* _Stated goal_: Within the data that follows, how many lines carry the string "What"? Give the number alone.

--- START Data listing ---

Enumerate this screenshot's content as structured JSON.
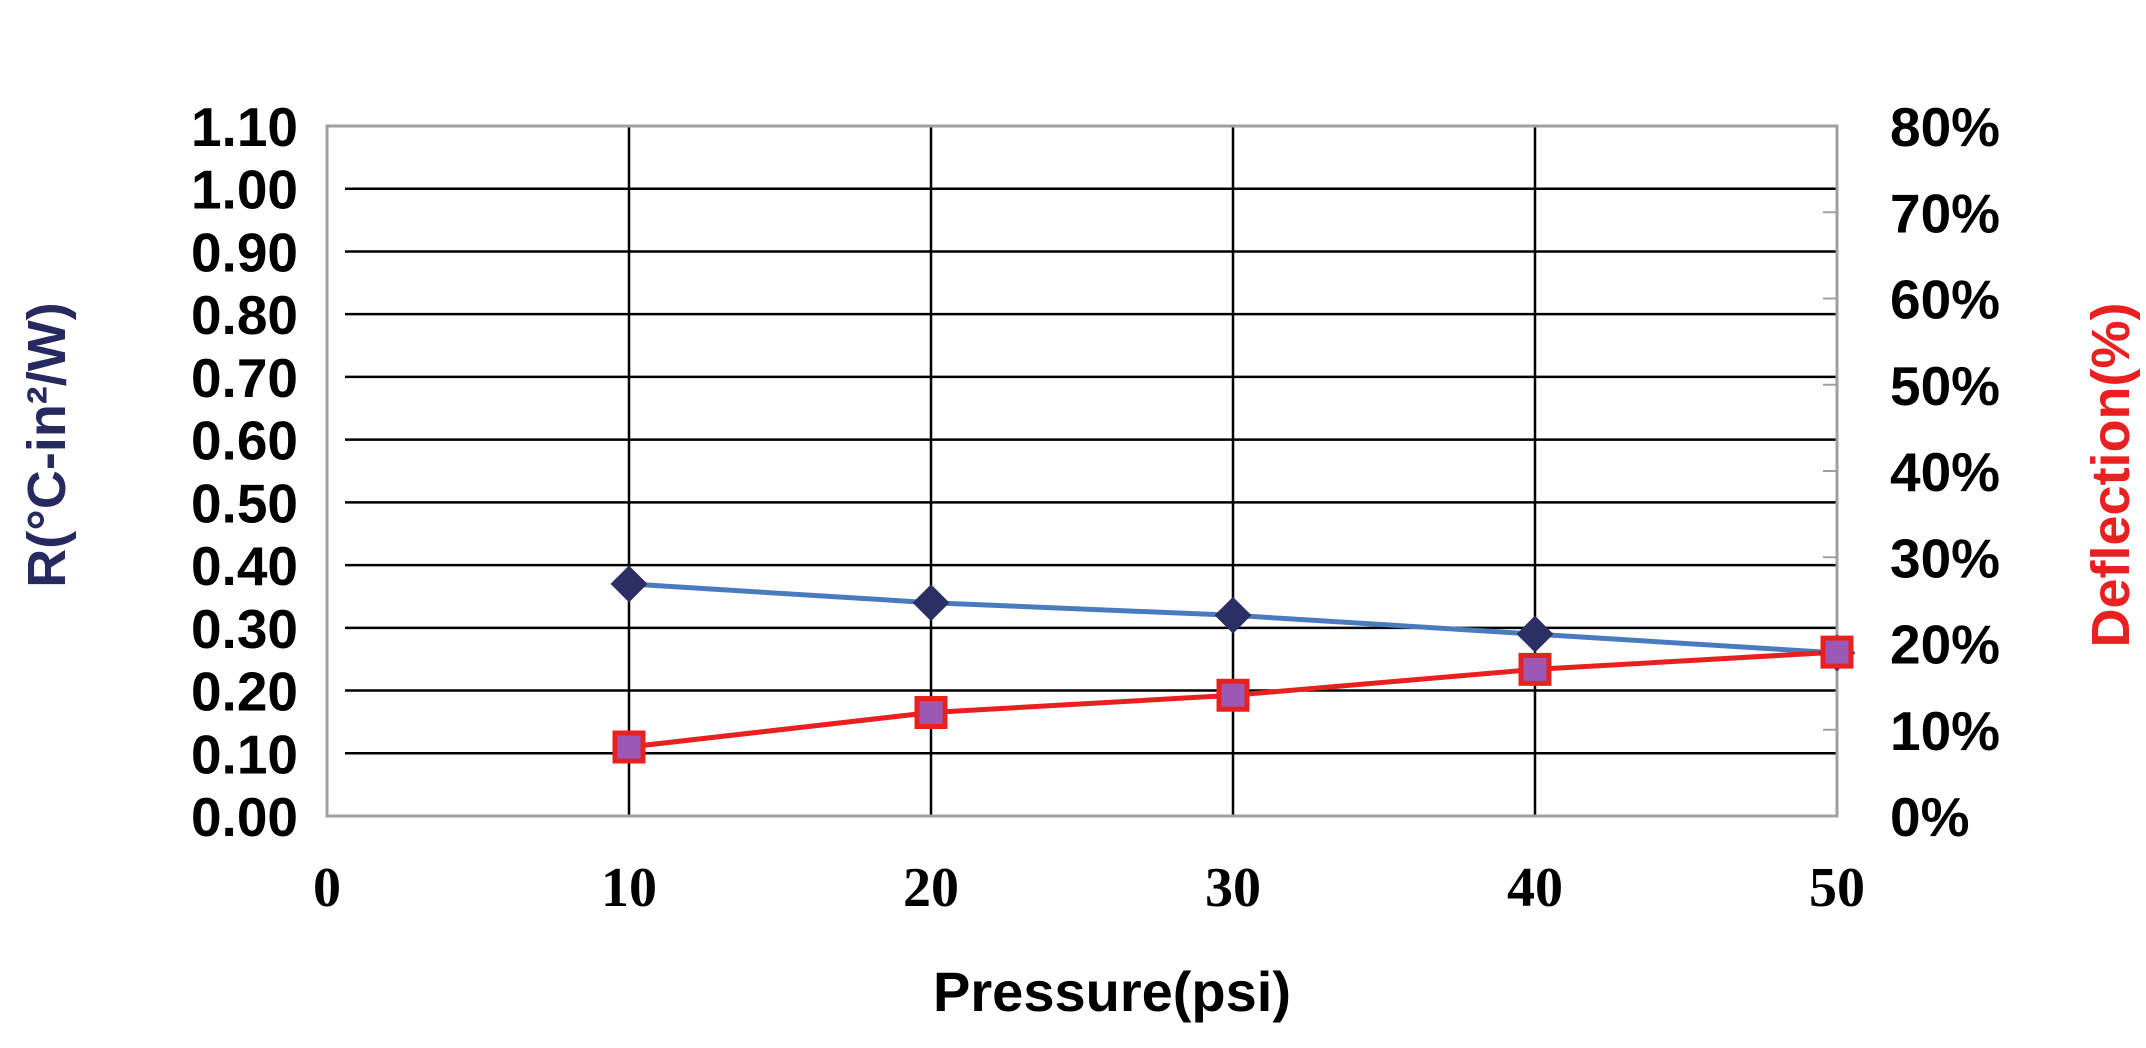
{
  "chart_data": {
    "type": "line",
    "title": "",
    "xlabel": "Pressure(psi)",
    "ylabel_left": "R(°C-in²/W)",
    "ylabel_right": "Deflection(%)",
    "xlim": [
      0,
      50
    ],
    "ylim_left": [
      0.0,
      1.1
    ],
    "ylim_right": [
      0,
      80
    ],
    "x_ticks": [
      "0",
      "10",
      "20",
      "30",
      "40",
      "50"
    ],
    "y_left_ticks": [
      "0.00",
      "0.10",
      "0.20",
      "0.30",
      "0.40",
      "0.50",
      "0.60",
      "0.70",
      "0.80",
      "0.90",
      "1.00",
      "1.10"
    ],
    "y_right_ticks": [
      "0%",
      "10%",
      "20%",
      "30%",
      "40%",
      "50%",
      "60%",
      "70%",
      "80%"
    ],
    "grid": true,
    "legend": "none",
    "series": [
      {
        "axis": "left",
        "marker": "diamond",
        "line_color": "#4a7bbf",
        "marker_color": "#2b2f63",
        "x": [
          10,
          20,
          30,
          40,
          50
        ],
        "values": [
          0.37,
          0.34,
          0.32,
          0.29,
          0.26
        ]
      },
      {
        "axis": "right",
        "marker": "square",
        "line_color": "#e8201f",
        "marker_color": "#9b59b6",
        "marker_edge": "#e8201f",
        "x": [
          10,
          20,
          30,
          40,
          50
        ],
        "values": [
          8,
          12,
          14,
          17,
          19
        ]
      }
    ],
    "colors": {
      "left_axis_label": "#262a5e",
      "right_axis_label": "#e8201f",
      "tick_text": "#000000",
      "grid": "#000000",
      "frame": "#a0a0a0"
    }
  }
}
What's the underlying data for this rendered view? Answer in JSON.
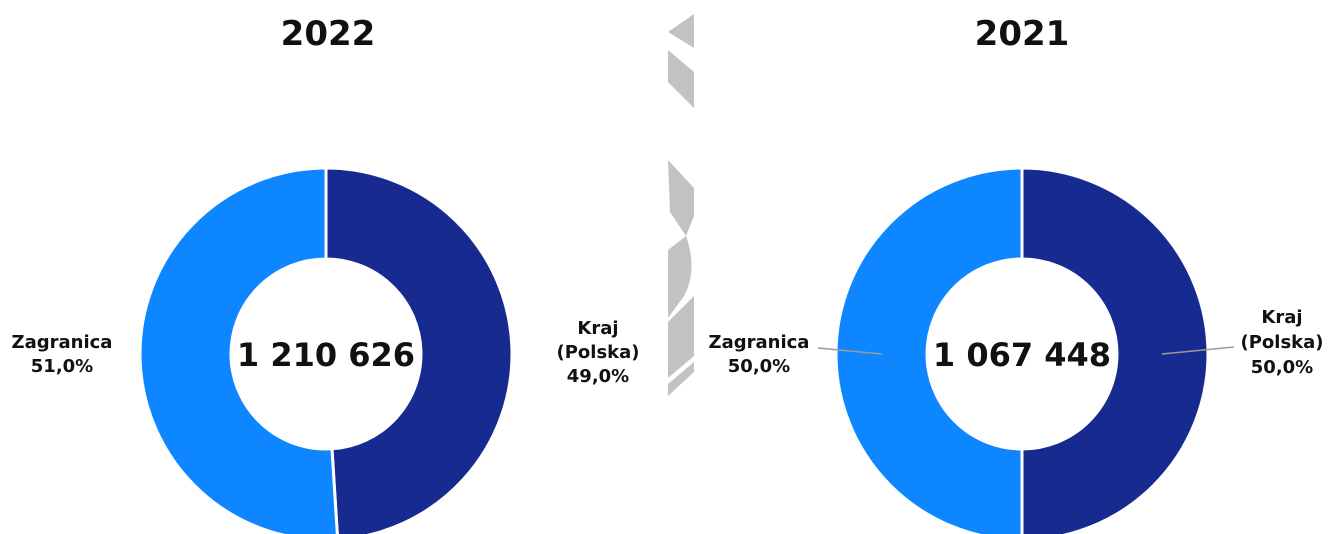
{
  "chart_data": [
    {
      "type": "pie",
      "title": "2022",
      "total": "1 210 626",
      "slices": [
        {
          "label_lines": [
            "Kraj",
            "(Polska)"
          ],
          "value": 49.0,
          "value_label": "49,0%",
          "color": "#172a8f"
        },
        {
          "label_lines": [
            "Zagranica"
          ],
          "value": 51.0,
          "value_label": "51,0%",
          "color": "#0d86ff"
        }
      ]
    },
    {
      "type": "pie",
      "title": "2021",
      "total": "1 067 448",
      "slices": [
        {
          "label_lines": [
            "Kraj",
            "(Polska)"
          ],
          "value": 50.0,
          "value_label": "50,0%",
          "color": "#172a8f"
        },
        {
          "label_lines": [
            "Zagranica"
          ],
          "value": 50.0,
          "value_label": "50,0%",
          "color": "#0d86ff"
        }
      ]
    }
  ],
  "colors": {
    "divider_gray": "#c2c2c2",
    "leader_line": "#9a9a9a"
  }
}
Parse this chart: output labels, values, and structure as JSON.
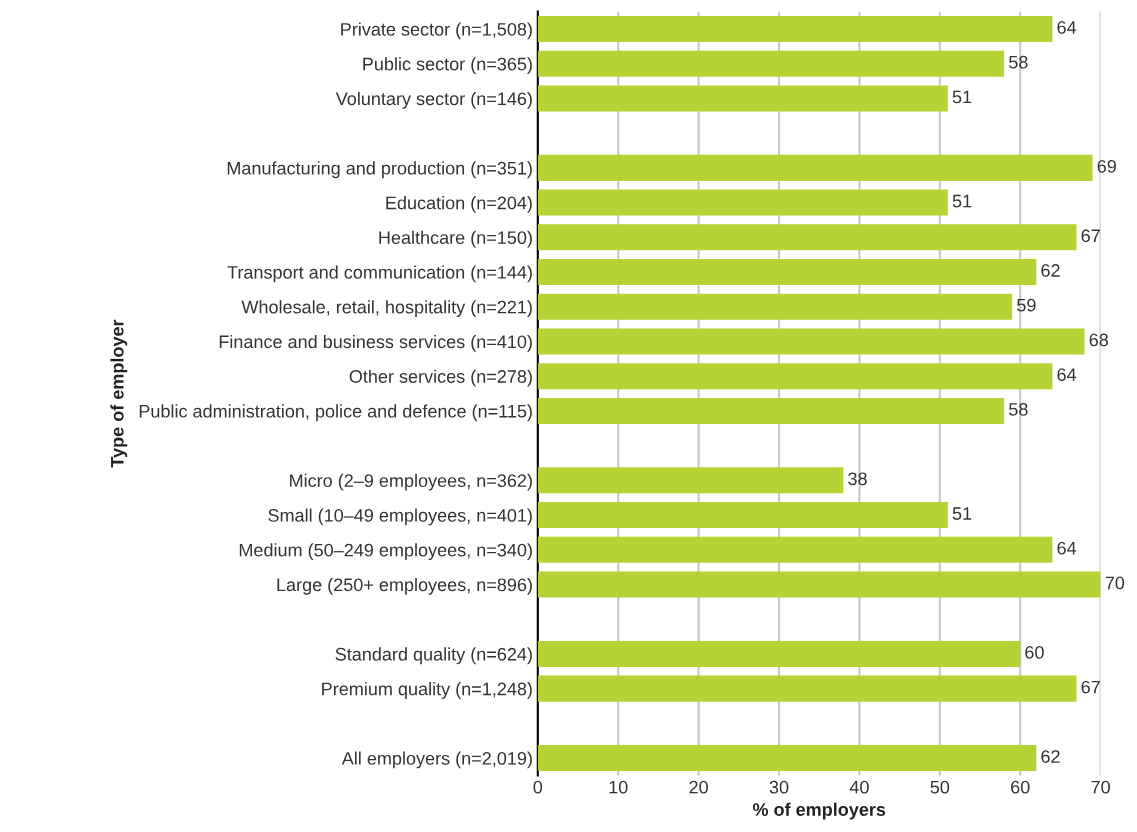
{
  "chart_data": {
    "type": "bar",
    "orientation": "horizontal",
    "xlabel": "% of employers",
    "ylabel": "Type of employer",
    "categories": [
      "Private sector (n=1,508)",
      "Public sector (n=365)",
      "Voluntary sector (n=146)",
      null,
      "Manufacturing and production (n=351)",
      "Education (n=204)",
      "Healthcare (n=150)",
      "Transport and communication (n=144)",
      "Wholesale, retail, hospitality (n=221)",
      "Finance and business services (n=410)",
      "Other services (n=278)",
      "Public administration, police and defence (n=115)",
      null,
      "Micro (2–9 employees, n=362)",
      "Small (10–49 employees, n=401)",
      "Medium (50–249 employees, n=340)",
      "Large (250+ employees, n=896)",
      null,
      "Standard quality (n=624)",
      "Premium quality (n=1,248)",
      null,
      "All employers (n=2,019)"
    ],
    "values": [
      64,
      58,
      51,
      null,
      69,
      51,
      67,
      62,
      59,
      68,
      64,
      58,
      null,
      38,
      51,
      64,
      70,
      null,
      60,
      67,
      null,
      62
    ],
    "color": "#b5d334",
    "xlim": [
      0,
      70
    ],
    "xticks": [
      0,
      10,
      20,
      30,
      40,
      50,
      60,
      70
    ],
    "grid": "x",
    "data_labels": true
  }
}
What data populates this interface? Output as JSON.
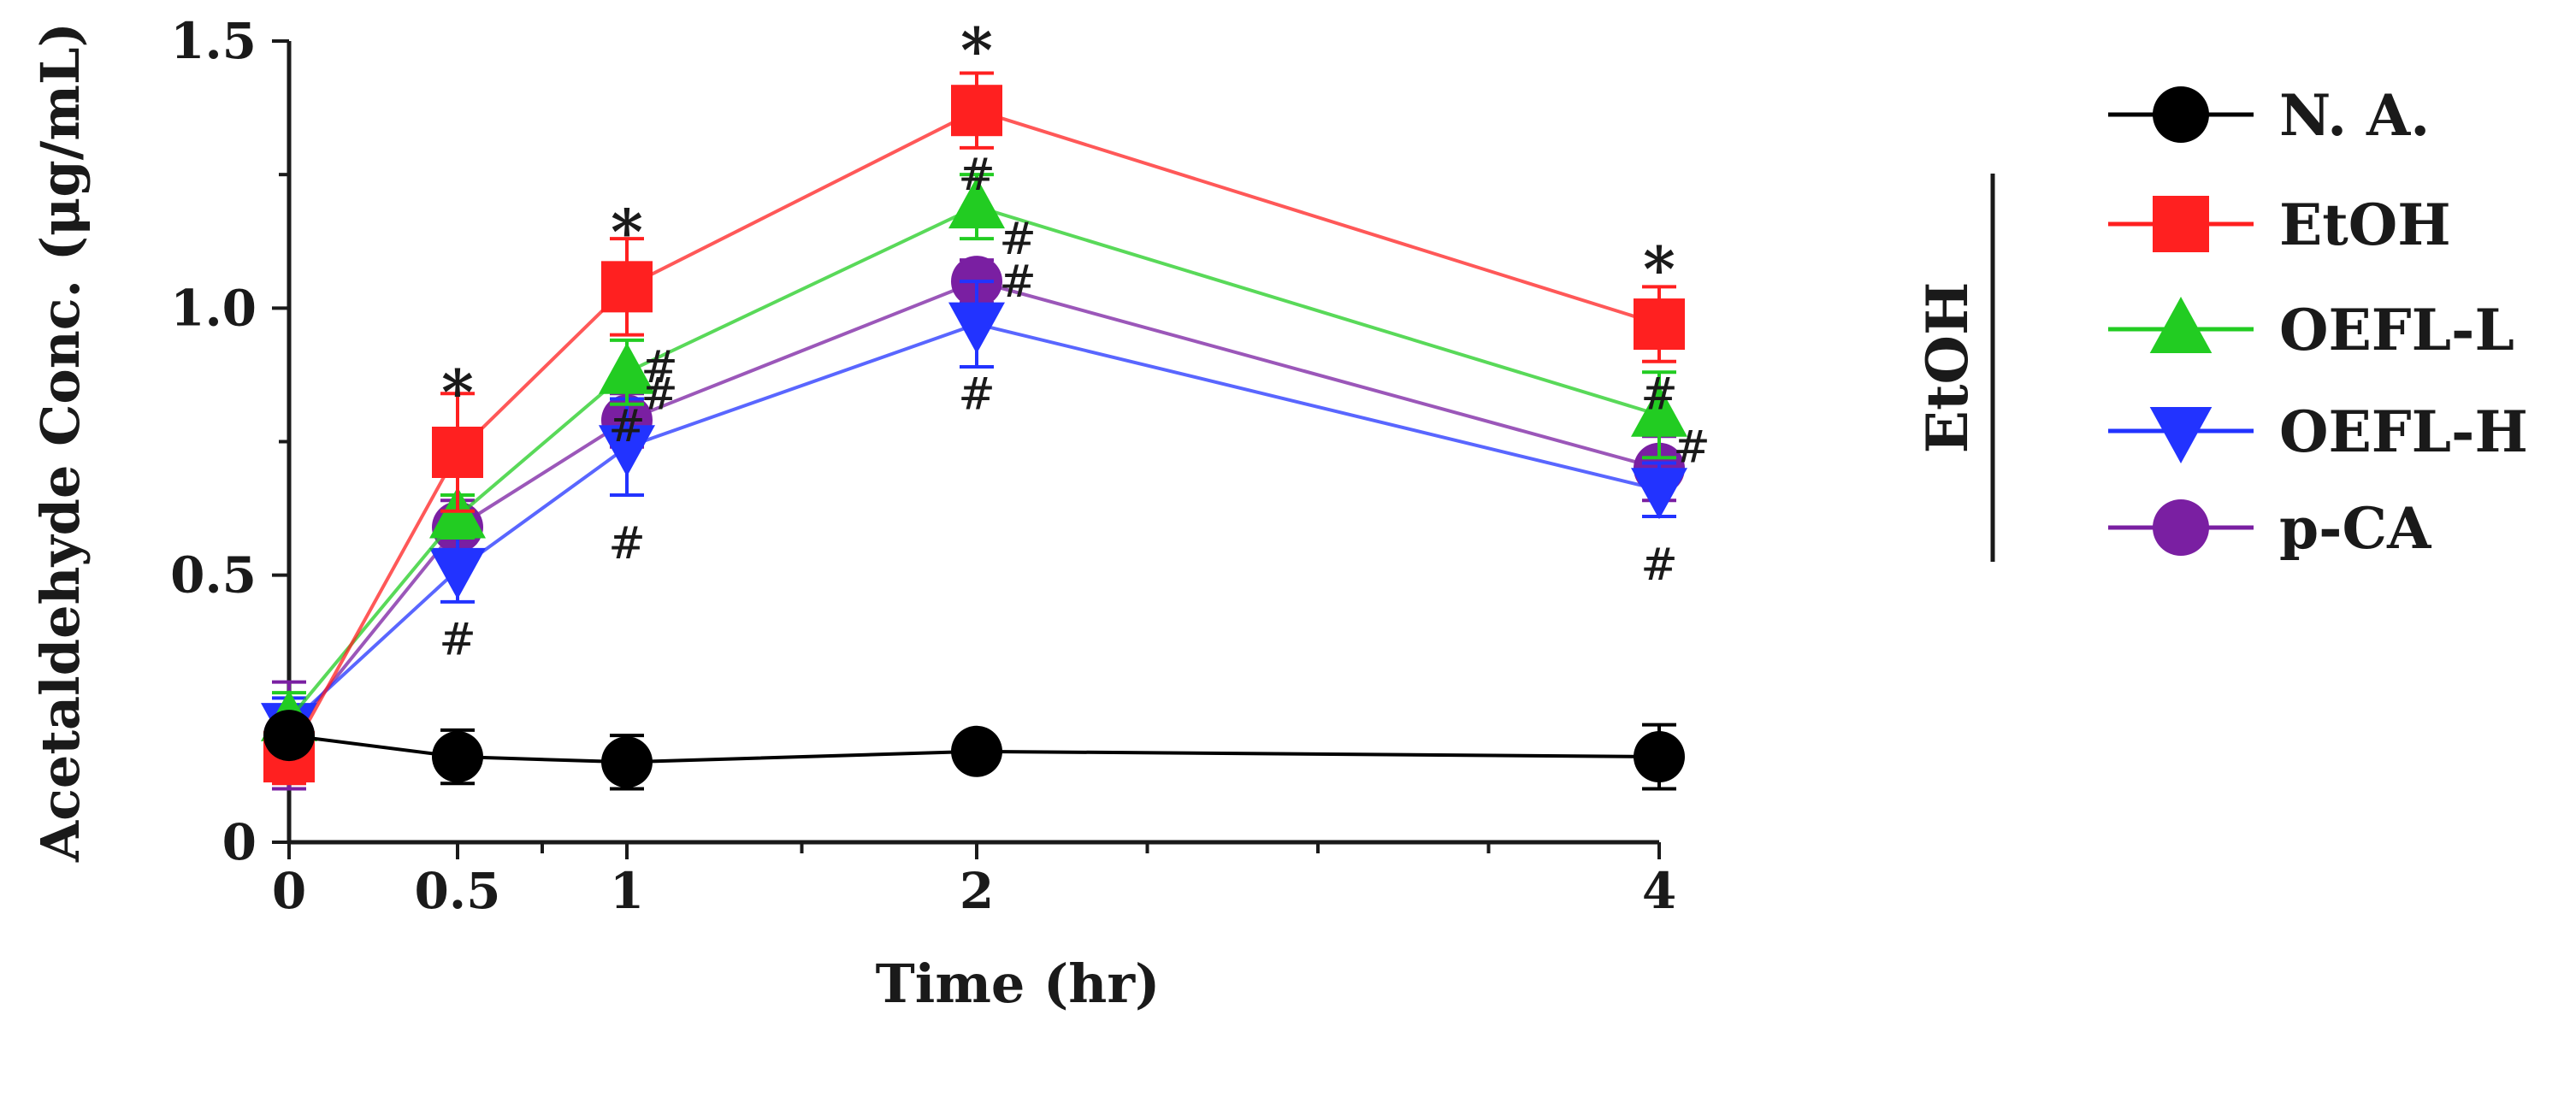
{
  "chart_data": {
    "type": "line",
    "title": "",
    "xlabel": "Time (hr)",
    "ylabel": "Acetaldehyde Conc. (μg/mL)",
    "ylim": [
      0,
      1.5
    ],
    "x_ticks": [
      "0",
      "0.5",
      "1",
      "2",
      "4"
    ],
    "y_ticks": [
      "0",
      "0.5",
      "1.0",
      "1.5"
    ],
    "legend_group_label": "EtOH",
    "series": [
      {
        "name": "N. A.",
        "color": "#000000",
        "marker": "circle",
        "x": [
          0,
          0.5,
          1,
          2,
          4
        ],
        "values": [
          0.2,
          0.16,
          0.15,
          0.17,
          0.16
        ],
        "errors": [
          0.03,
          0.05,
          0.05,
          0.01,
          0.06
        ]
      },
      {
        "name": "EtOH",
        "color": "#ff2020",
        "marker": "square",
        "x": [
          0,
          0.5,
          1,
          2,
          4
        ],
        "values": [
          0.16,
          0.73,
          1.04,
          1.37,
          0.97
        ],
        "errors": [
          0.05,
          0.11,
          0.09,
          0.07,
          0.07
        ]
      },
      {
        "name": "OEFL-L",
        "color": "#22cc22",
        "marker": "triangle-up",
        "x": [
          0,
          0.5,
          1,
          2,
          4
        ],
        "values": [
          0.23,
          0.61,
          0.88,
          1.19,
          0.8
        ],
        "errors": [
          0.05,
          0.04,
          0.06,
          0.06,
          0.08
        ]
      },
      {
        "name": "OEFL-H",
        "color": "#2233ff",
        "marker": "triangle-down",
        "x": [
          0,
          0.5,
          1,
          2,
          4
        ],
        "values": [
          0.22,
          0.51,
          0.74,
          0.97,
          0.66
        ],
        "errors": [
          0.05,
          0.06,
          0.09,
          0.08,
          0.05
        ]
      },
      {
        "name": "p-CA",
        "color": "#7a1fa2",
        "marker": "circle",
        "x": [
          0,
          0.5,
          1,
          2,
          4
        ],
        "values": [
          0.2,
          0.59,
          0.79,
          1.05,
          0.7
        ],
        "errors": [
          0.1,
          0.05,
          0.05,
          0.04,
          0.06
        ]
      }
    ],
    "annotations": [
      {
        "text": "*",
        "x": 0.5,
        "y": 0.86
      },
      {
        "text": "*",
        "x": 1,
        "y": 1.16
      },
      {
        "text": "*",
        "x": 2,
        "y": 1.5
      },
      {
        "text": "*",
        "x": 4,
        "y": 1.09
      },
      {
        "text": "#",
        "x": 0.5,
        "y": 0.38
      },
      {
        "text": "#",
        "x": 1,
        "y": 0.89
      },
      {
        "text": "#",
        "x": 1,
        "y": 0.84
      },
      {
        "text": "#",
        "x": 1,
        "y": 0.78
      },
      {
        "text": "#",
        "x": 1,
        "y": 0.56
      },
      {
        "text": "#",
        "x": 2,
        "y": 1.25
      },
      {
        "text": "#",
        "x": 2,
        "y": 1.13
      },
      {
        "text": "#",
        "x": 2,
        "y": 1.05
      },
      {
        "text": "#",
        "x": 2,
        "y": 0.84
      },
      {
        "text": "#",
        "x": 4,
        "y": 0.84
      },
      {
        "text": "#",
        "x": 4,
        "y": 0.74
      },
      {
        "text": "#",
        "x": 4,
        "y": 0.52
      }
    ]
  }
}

--- END Data listing ---

* _Answer to this exercise_: 2